* start EXCERPT *
# How to avoid over smoking bacon?  Cold smoke...



## sub-80 (Jun 10, 2012)

My bellies have been dry-curing for 4-5 days now...so smoking isn't far off.

I know the 'how much smoke' question is a subjective one.  Some like it really smoky...others want to taste the smoke but not have it overpowering the bacon.  I'm probably in the latter group.

Perhaps I'm thinking about this now because I just finished my first batch of cold smoked cheese and the smoke smell was overwhelming upon completion.  I sort of expected this, since the research I did informed me to seal the cheese and wait for smoke to mellow...up to 4 weeks or longer (some say less time)

Is this waiting process also necessary for bacon to allow the smoke to mellow?  I've seen pictures of beautiful bacon that has been cold smoked for hours...and I love that red bark appearance.  But I also wonder if those beautiful bacons were made by those that love a real heavy smoke flavor.  

I'm making this bacon for myself of course...but also giving a good portion to my dad for fathers day.  I think our smoke preferences are similar...not too much...but certainly enough (if that makes sense)

Does cold smoked bacon need to mellow?  And are the effects of the waiting process as dramatic as I've heard they can be with smoked cheese? 

I'm using the AMZN pellet...was going to either use all apple, or my own version of Todd's Pitmaster's Choice...haven't decided.  I was also going to smoke for about 6-8 hours, lighting both ends of the AMZN (only lit one end for the cheese...which went for a hair over 2 hours).

I want the nice color...but I don't want it overpowering...is it possible to acheive both?

Thanks...


----------



## chef jimmyj (Jun 10, 2012)

Apple will be milder than the Blend though it is good. If you let the Bacon Rest it will mellow. The color comes mostly from the the build up of smoke on the surface so I don't know of a good way to get light smoke and color. I have heard that some types of wood give more intense color, not sure but I think it was using Pecan or Alder that gives more color faster...JJ


----------



## diggingdogfarm (Jun 10, 2012)

Sub-80 said:


> My bellies have been dry-curing for 4-5 days now...so smoking isn't far off.
> I know the 'how much smoke' question is a subjective one.  Some like it really smoky...others want to taste the smoke but not have it overpowering the bacon.  I'm probably in the latter group.
> Perhaps I'm thinking about this now because I just finished my first batch of cold smoked cheese and the smoke smell was overwhelming upon completion.  I sort of expected this, since the research I did informed me to seal the cheese and wait for smoke to mellow...up to 4 weeks or longer (so say less time)
> Is this waiting process also necessary for bacon to allow the smoke to mellow? It's not essential, but the bacon improves with time. I've seen pictures of beautiful bacon that has been cold smoked for hours...and I love that red bark appearance.  But I also wonder if those beautiful bacons were made by those that love a real heavy smoke flavor. It does require some time for cold smoked bacon to acquire a lot of color.
> ...


----------



## sub-80 (Jun 10, 2012)
* end EXCERPT *
▶ _DESCRIPTION OF THE TASK_: Copy out the part of the bacon-smoking thread that begins with the words containing "I'm using the" and ends with "over 2 hours).". The listing after this point has no connection to the bacon-smoking thread.
* start SUPPLIED MATERIAL *
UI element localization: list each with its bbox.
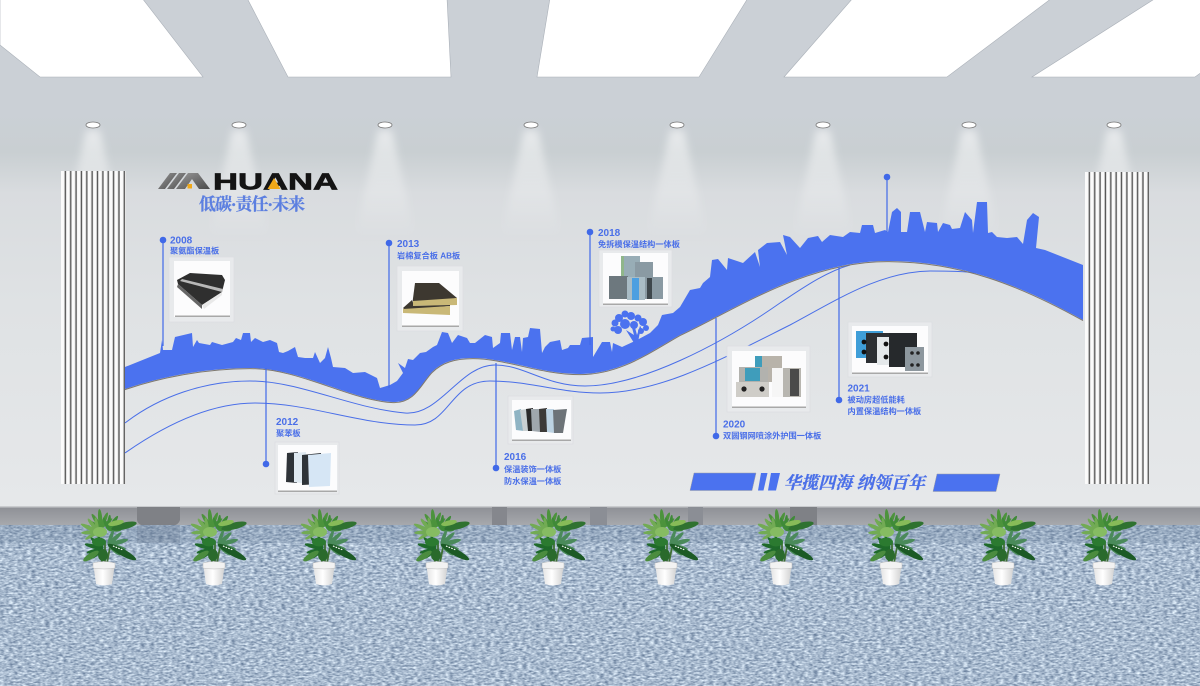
* end SUPPLIED MATERIAL *
▶ _FULL SOLUTION_:
I'm using the AMZN pellet...was going to either use all apple, or my own version of Todd's Pitmaster's Choice...haven't decided.  I was also going to smoke for about 6-8 hours, lighting both ends of the AMZN (only lit one end for the cheese...which went for a hair over 2 hours).